WHAT THE TASK REQUIRES: Could every line below be transcribed exactly, with the pictures dropped?

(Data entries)
---+---

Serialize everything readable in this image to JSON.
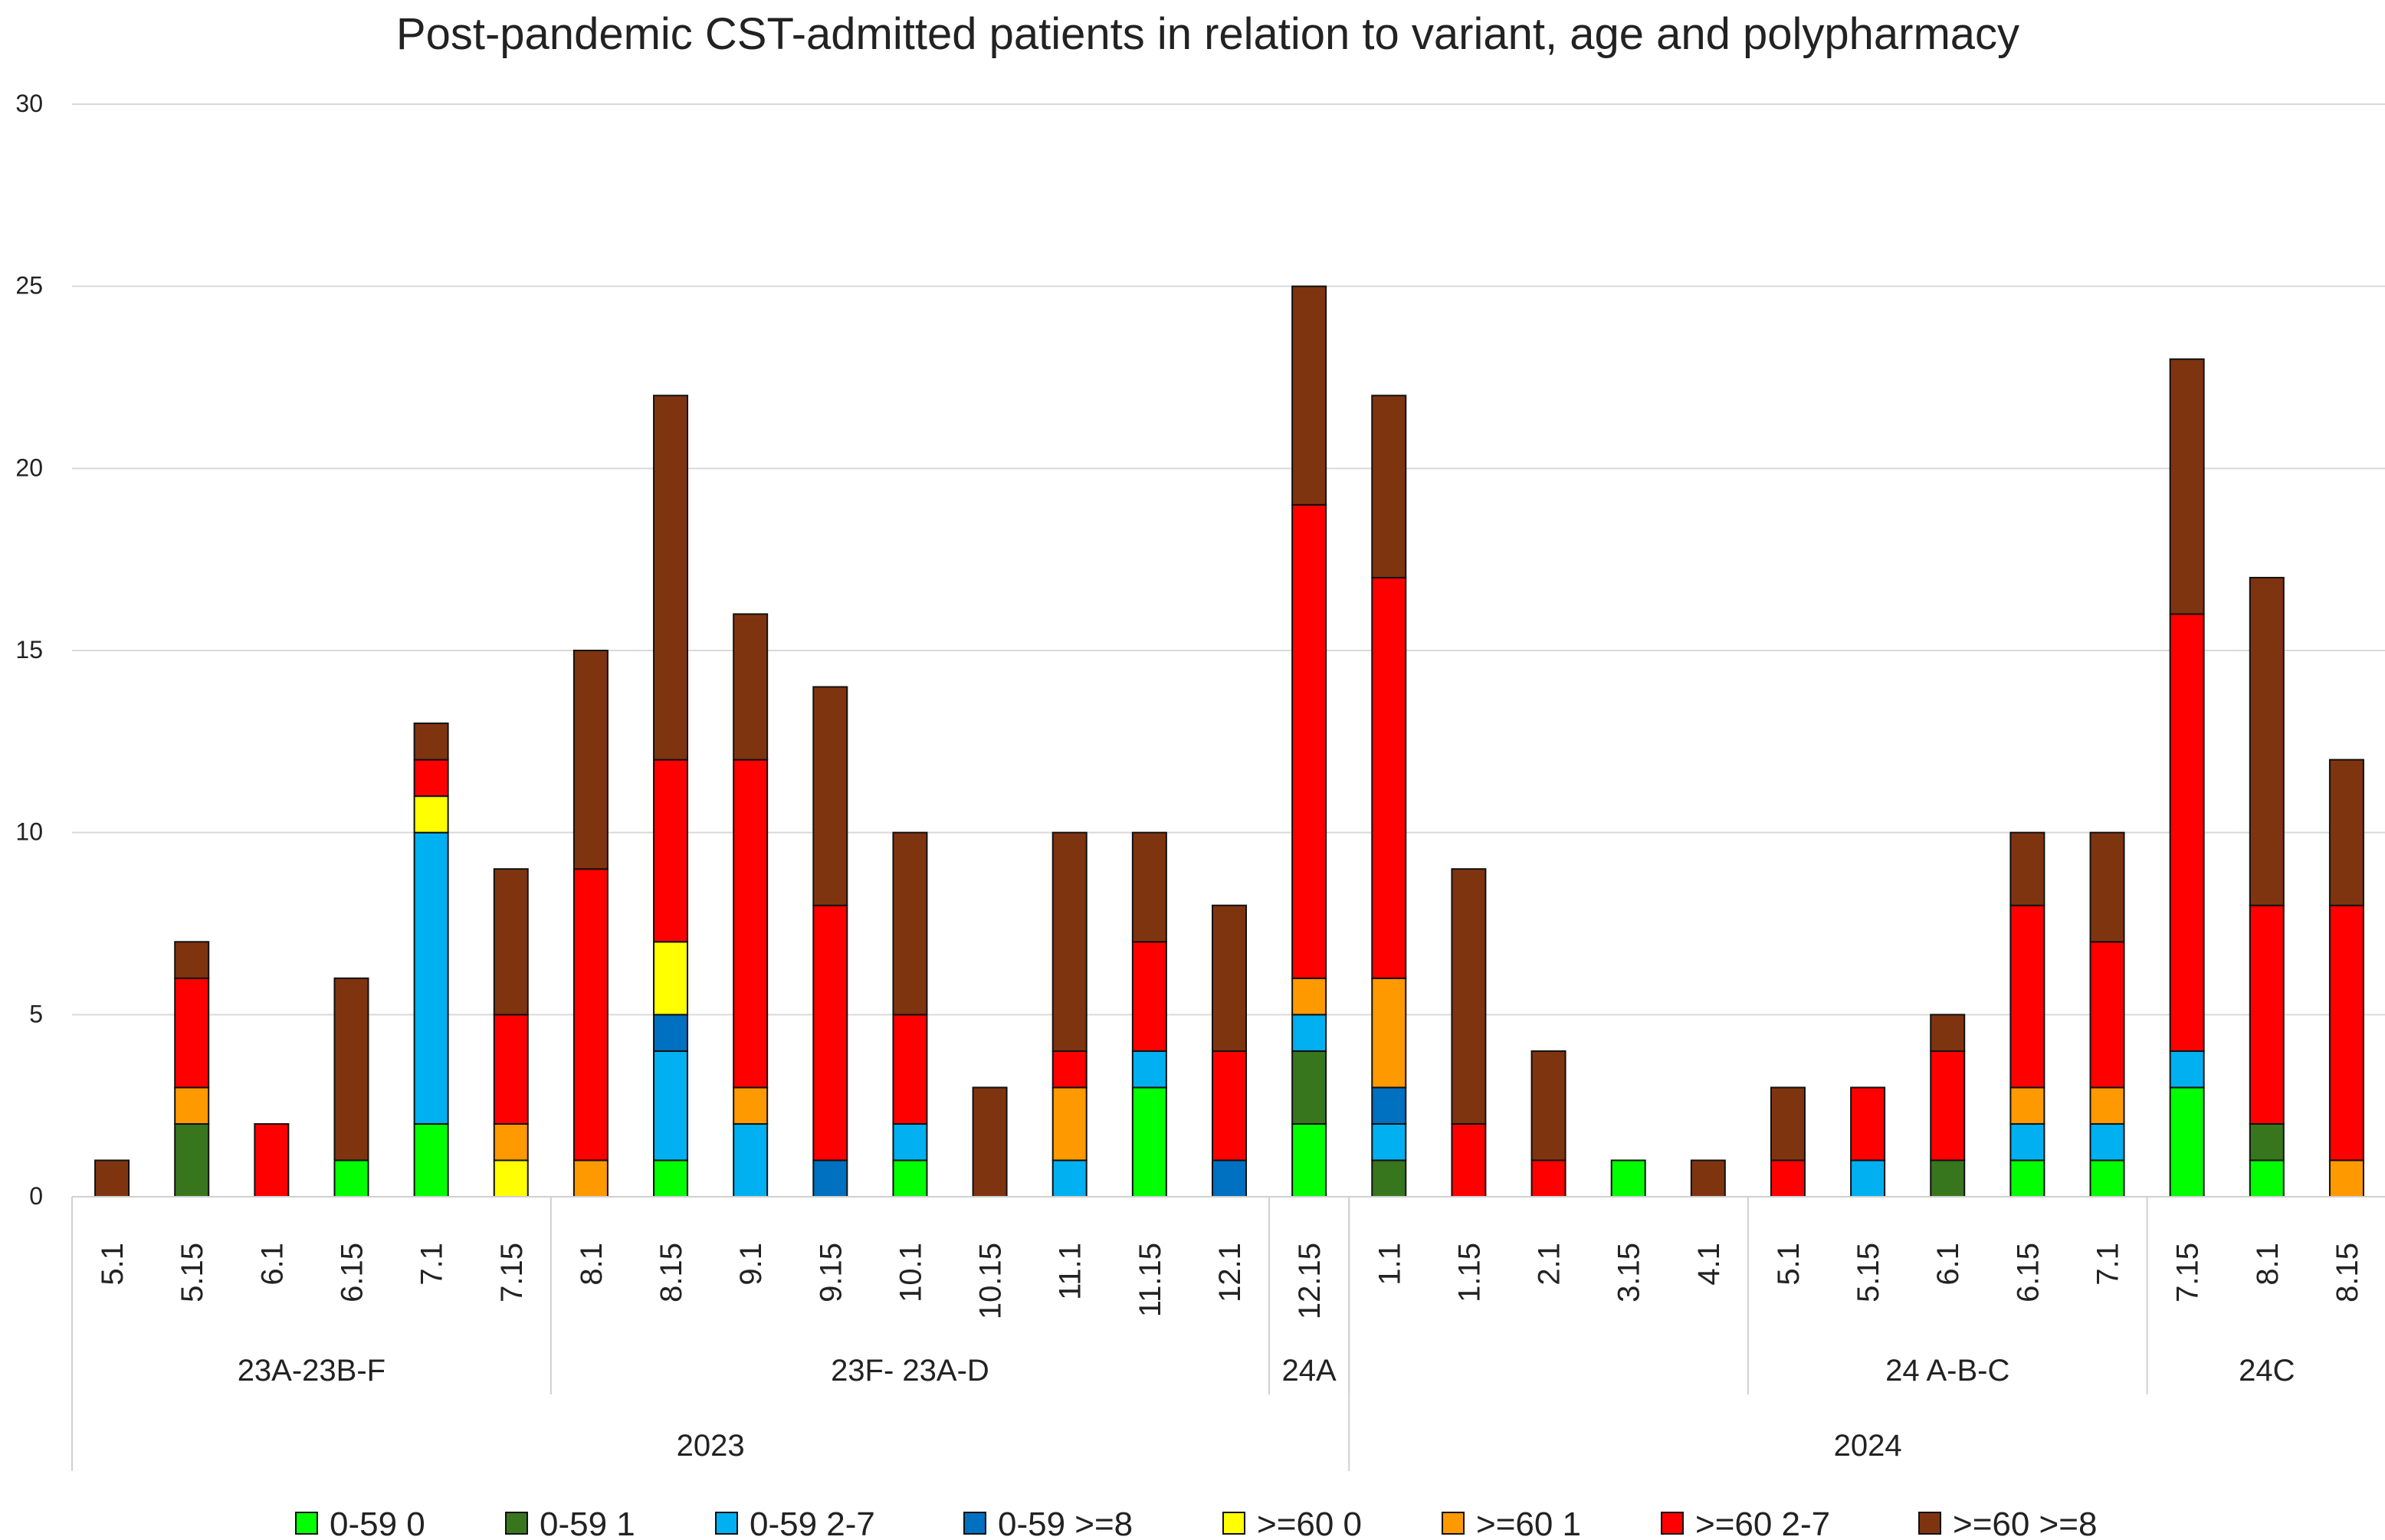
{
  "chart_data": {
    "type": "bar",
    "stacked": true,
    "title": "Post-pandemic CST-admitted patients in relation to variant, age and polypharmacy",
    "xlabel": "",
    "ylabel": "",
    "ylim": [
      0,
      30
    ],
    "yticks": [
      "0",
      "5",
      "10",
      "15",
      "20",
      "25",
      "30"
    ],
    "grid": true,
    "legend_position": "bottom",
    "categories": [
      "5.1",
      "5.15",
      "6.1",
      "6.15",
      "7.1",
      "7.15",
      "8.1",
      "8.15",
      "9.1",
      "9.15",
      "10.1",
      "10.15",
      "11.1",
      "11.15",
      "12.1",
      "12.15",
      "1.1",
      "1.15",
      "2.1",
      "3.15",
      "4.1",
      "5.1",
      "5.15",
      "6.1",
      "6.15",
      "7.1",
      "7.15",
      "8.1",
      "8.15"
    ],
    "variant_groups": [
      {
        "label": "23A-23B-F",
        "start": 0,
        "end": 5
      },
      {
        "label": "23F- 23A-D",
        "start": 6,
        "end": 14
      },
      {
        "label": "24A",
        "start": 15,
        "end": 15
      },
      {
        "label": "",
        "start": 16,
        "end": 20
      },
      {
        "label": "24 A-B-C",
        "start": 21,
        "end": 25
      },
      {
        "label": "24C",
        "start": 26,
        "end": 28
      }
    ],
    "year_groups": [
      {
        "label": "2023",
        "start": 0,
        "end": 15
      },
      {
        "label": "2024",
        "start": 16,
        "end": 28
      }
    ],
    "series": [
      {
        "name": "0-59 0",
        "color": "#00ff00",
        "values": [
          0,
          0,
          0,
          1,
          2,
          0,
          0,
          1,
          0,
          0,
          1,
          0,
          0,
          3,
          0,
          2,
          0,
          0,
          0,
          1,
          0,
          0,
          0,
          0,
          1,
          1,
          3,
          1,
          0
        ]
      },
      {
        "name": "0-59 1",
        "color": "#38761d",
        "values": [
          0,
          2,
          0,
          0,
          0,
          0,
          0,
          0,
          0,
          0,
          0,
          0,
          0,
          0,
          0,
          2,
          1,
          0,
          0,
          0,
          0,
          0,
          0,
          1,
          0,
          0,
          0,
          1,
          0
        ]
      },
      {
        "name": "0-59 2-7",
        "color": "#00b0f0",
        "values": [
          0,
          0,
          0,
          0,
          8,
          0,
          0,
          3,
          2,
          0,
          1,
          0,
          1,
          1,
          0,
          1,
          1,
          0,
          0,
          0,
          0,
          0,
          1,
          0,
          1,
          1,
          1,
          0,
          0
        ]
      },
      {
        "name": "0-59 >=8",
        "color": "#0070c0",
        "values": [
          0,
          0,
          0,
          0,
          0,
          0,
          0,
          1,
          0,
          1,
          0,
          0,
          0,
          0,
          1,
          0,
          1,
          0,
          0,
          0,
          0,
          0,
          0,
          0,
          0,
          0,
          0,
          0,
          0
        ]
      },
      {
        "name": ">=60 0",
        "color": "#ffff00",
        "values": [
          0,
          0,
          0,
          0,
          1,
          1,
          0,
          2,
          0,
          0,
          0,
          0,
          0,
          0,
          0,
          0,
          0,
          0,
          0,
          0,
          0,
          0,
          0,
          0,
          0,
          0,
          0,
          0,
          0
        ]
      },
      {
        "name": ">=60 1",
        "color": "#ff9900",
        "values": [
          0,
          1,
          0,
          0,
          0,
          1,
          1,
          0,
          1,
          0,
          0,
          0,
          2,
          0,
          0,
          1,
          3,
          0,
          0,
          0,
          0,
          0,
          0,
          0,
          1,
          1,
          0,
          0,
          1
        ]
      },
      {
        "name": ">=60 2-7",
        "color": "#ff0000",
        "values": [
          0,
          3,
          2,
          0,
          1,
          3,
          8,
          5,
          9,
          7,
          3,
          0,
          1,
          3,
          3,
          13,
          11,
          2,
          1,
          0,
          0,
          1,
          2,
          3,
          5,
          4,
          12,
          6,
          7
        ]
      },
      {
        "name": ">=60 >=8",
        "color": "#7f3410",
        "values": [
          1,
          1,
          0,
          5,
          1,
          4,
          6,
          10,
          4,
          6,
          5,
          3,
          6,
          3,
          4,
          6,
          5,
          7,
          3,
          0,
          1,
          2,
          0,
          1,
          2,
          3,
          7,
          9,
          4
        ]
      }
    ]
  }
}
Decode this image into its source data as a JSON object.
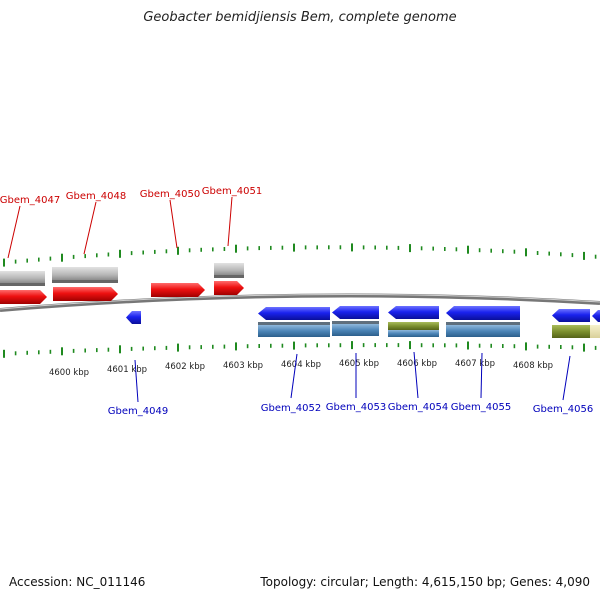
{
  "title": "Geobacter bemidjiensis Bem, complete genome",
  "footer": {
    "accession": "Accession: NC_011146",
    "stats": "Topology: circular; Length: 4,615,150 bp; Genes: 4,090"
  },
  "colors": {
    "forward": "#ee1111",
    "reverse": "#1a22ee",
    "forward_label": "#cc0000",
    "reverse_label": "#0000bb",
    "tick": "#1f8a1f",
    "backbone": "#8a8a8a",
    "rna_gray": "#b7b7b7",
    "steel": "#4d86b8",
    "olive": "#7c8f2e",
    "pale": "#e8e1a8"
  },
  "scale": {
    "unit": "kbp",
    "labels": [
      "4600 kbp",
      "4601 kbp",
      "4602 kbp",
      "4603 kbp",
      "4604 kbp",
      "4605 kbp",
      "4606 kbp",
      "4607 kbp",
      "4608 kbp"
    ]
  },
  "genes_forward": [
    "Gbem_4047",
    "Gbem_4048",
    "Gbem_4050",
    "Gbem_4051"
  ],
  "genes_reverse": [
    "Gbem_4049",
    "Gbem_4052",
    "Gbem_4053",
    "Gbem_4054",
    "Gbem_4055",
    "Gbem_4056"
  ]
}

---+---

SOLUTION TO THIS EXERCISE:
Serialize everything readable in this image to JSON.
{
  "chart_data": {
    "type": "bar",
    "stacked": true,
    "title": "Post-pandemic CST-admitted patients in relation to variant, age and polypharmacy",
    "xlabel": "",
    "ylabel": "",
    "ylim": [
      0,
      30
    ],
    "yticks": [
      "0",
      "5",
      "10",
      "15",
      "20",
      "25",
      "30"
    ],
    "grid": true,
    "legend_position": "bottom",
    "categories": [
      "5.1",
      "5.15",
      "6.1",
      "6.15",
      "7.1",
      "7.15",
      "8.1",
      "8.15",
      "9.1",
      "9.15",
      "10.1",
      "10.15",
      "11.1",
      "11.15",
      "12.1",
      "12.15",
      "1.1",
      "1.15",
      "2.1",
      "3.15",
      "4.1",
      "5.1",
      "5.15",
      "6.1",
      "6.15",
      "7.1",
      "7.15",
      "8.1",
      "8.15"
    ],
    "variant_groups": [
      {
        "label": "23A-23B-F",
        "start": 0,
        "end": 5
      },
      {
        "label": "23F- 23A-D",
        "start": 6,
        "end": 14
      },
      {
        "label": "24A",
        "start": 15,
        "end": 15
      },
      {
        "label": "",
        "start": 16,
        "end": 20
      },
      {
        "label": "24 A-B-C",
        "start": 21,
        "end": 25
      },
      {
        "label": "24C",
        "start": 26,
        "end": 28
      }
    ],
    "year_groups": [
      {
        "label": "2023",
        "start": 0,
        "end": 15
      },
      {
        "label": "2024",
        "start": 16,
        "end": 28
      }
    ],
    "series": [
      {
        "name": "0-59 0",
        "color": "#00ff00",
        "values": [
          0,
          0,
          0,
          1,
          2,
          0,
          0,
          1,
          0,
          0,
          1,
          0,
          0,
          3,
          0,
          2,
          0,
          0,
          0,
          1,
          0,
          0,
          0,
          0,
          1,
          1,
          3,
          1,
          0
        ]
      },
      {
        "name": "0-59 1",
        "color": "#38761d",
        "values": [
          0,
          2,
          0,
          0,
          0,
          0,
          0,
          0,
          0,
          0,
          0,
          0,
          0,
          0,
          0,
          2,
          1,
          0,
          0,
          0,
          0,
          0,
          0,
          1,
          0,
          0,
          0,
          1,
          0
        ]
      },
      {
        "name": "0-59 2-7",
        "color": "#00b0f0",
        "values": [
          0,
          0,
          0,
          0,
          8,
          0,
          0,
          3,
          2,
          0,
          1,
          0,
          1,
          1,
          0,
          1,
          1,
          0,
          0,
          0,
          0,
          0,
          1,
          0,
          1,
          1,
          1,
          0,
          0
        ]
      },
      {
        "name": "0-59 >=8",
        "color": "#0070c0",
        "values": [
          0,
          0,
          0,
          0,
          0,
          0,
          0,
          1,
          0,
          1,
          0,
          0,
          0,
          0,
          1,
          0,
          1,
          0,
          0,
          0,
          0,
          0,
          0,
          0,
          0,
          0,
          0,
          0,
          0
        ]
      },
      {
        "name": ">=60 0",
        "color": "#ffff00",
        "values": [
          0,
          0,
          0,
          0,
          1,
          1,
          0,
          2,
          0,
          0,
          0,
          0,
          0,
          0,
          0,
          0,
          0,
          0,
          0,
          0,
          0,
          0,
          0,
          0,
          0,
          0,
          0,
          0,
          0
        ]
      },
      {
        "name": ">=60 1",
        "color": "#ff9900",
        "values": [
          0,
          1,
          0,
          0,
          0,
          1,
          1,
          0,
          1,
          0,
          0,
          0,
          2,
          0,
          0,
          1,
          3,
          0,
          0,
          0,
          0,
          0,
          0,
          0,
          1,
          1,
          0,
          0,
          1
        ]
      },
      {
        "name": ">=60 2-7",
        "color": "#ff0000",
        "values": [
          0,
          3,
          2,
          0,
          1,
          3,
          8,
          5,
          9,
          7,
          3,
          0,
          1,
          3,
          3,
          13,
          11,
          2,
          1,
          0,
          0,
          1,
          2,
          3,
          5,
          4,
          12,
          6,
          7
        ]
      },
      {
        "name": ">=60 >=8",
        "color": "#7f3410",
        "values": [
          1,
          1,
          0,
          5,
          1,
          4,
          6,
          10,
          4,
          6,
          5,
          3,
          6,
          3,
          4,
          6,
          5,
          7,
          3,
          0,
          1,
          2,
          0,
          1,
          2,
          3,
          7,
          9,
          4
        ]
      }
    ]
  }
}
Decode this image into its source data as a JSON object.
{
  "title": "Geobacter bemidjiensis Bem, complete genome",
  "footer": {
    "accession": "Accession: NC_011146",
    "stats": "Topology: circular; Length: 4,615,150 bp; Genes: 4,090"
  },
  "colors": {
    "forward": "#ee1111",
    "reverse": "#1a22ee",
    "forward_label": "#cc0000",
    "reverse_label": "#0000bb",
    "tick": "#1f8a1f",
    "backbone": "#8a8a8a",
    "rna_gray": "#b7b7b7",
    "steel": "#4d86b8",
    "olive": "#7c8f2e",
    "pale": "#e8e1a8"
  },
  "scale": {
    "unit": "kbp",
    "labels": [
      "4600 kbp",
      "4601 kbp",
      "4602 kbp",
      "4603 kbp",
      "4604 kbp",
      "4605 kbp",
      "4606 kbp",
      "4607 kbp",
      "4608 kbp"
    ]
  },
  "genes_forward": [
    "Gbem_4047",
    "Gbem_4048",
    "Gbem_4050",
    "Gbem_4051"
  ],
  "genes_reverse": [
    "Gbem_4049",
    "Gbem_4052",
    "Gbem_4053",
    "Gbem_4054",
    "Gbem_4055",
    "Gbem_4056"
  ]
}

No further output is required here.